Read the material below and count the lines holding the string "JSON". Give that count with nothing added.

* BEGIN *

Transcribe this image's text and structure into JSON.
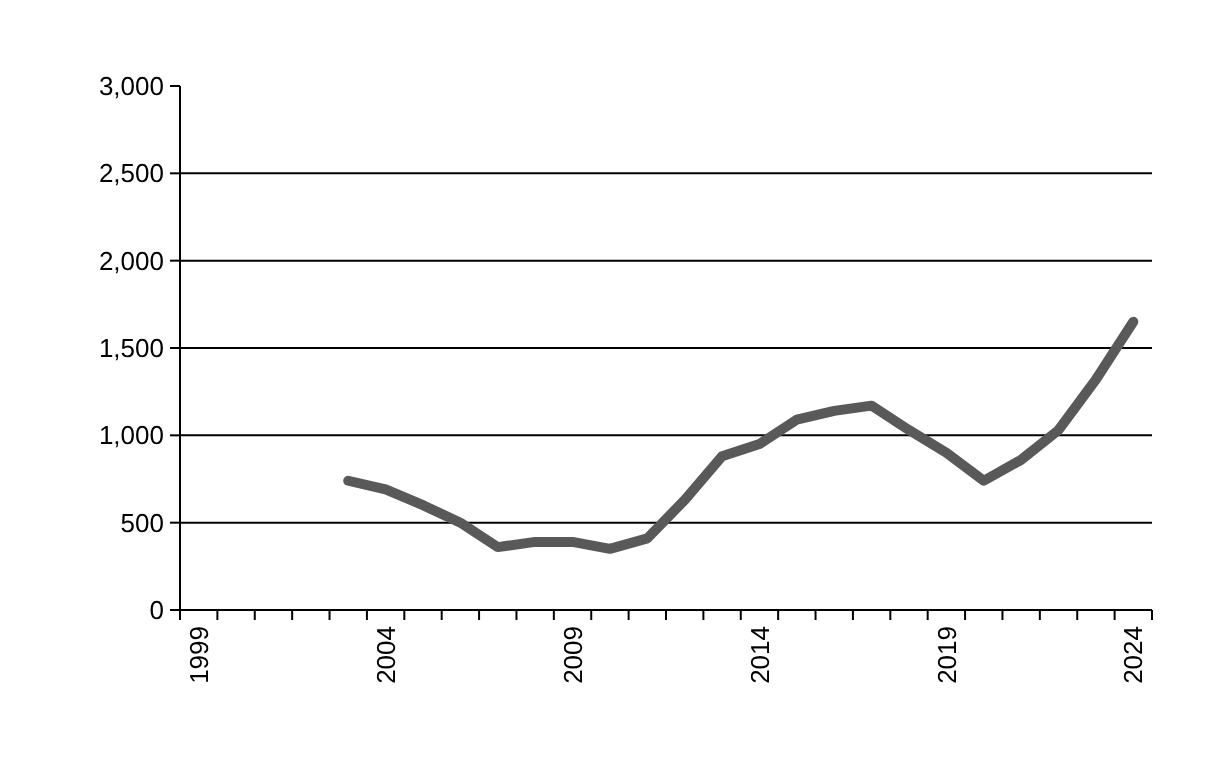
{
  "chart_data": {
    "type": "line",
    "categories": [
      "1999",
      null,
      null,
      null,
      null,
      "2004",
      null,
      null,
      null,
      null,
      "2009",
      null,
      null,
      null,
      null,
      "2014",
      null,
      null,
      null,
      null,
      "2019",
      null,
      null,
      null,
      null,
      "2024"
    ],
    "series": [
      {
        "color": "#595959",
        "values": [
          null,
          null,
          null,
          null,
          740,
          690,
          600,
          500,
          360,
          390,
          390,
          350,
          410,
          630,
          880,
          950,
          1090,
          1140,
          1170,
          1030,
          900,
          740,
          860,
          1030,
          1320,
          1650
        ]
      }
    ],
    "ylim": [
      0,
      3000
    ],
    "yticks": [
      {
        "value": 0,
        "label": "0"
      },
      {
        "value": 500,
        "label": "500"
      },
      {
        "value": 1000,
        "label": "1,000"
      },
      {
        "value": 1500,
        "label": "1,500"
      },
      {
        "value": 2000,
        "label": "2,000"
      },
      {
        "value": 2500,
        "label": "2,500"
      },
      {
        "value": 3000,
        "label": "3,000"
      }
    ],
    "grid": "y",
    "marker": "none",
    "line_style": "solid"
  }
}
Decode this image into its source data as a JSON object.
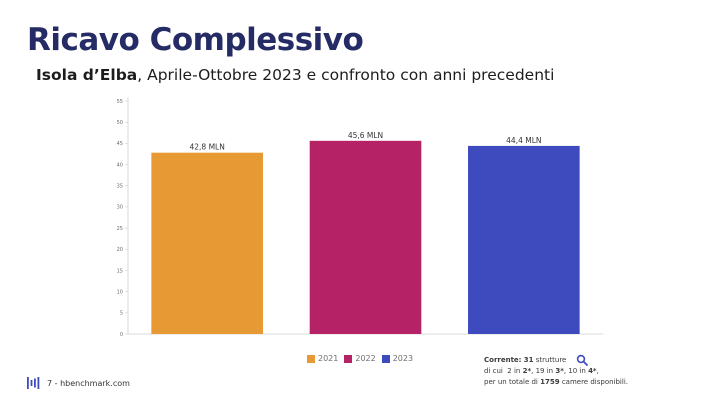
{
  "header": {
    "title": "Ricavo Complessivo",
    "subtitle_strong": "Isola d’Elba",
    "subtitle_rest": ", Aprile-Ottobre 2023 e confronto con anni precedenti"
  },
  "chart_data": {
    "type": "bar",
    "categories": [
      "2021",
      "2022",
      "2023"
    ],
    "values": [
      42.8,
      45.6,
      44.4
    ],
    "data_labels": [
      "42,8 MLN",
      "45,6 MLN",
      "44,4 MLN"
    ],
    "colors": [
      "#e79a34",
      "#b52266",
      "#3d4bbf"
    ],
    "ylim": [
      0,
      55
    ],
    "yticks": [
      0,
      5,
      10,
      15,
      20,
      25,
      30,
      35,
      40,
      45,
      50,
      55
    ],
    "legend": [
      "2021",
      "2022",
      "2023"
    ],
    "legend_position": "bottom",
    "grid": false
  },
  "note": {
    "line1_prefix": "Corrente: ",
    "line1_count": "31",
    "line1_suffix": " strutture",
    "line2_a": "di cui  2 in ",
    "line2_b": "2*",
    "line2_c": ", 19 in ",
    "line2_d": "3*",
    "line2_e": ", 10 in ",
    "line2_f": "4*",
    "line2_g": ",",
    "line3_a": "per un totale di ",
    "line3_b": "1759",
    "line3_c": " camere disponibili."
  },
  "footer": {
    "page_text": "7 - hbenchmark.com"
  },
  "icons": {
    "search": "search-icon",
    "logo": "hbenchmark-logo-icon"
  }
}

* END *

▶ **Solved exercise**: 2